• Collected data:
- - - -

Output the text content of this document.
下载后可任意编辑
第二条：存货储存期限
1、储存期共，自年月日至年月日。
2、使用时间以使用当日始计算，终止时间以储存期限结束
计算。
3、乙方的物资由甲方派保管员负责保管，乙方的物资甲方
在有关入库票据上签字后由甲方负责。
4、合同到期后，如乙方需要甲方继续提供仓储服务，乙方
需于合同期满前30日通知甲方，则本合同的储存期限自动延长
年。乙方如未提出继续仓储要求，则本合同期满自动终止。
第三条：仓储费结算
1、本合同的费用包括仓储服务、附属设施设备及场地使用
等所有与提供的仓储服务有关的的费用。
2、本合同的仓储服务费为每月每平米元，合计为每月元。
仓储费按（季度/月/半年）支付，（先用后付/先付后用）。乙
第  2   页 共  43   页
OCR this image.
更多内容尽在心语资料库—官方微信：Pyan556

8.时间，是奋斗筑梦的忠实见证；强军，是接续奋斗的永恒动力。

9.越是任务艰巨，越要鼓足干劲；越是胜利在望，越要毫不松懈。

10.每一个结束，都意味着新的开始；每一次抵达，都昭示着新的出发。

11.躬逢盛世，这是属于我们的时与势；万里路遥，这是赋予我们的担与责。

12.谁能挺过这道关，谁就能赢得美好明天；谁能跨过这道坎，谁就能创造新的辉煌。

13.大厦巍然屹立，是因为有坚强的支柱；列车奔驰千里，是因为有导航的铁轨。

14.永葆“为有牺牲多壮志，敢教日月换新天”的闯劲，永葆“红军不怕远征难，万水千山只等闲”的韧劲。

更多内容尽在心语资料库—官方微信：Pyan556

- - - -

• Your goal: Extract every line from the one containing "OCR this image." through the last line of the data, inclusive, exactly as written.

• Task output:
OCR this image.
更多内容尽在心语资料库—官方微信：Pyan556

8.时间，是奋斗筑梦的忠实见证；强军，是接续奋斗的永恒动力。

9.越是任务艰巨，越要鼓足干劲；越是胜利在望，越要毫不松懈。

10.每一个结束，都意味着新的开始；每一次抵达，都昭示着新的出发。

11.躬逢盛世，这是属于我们的时与势；万里路遥，这是赋予我们的担与责。

12.谁能挺过这道关，谁就能赢得美好明天；谁能跨过这道坎，谁就能创造新的辉煌。

13.大厦巍然屹立，是因为有坚强的支柱；列车奔驰千里，是因为有导航的铁轨。

14.永葆“为有牺牲多壮志，敢教日月换新天”的闯劲，永葆“红军不怕远征难，万水千山只等闲”的韧劲。

更多内容尽在心语资料库—官方微信：Pyan556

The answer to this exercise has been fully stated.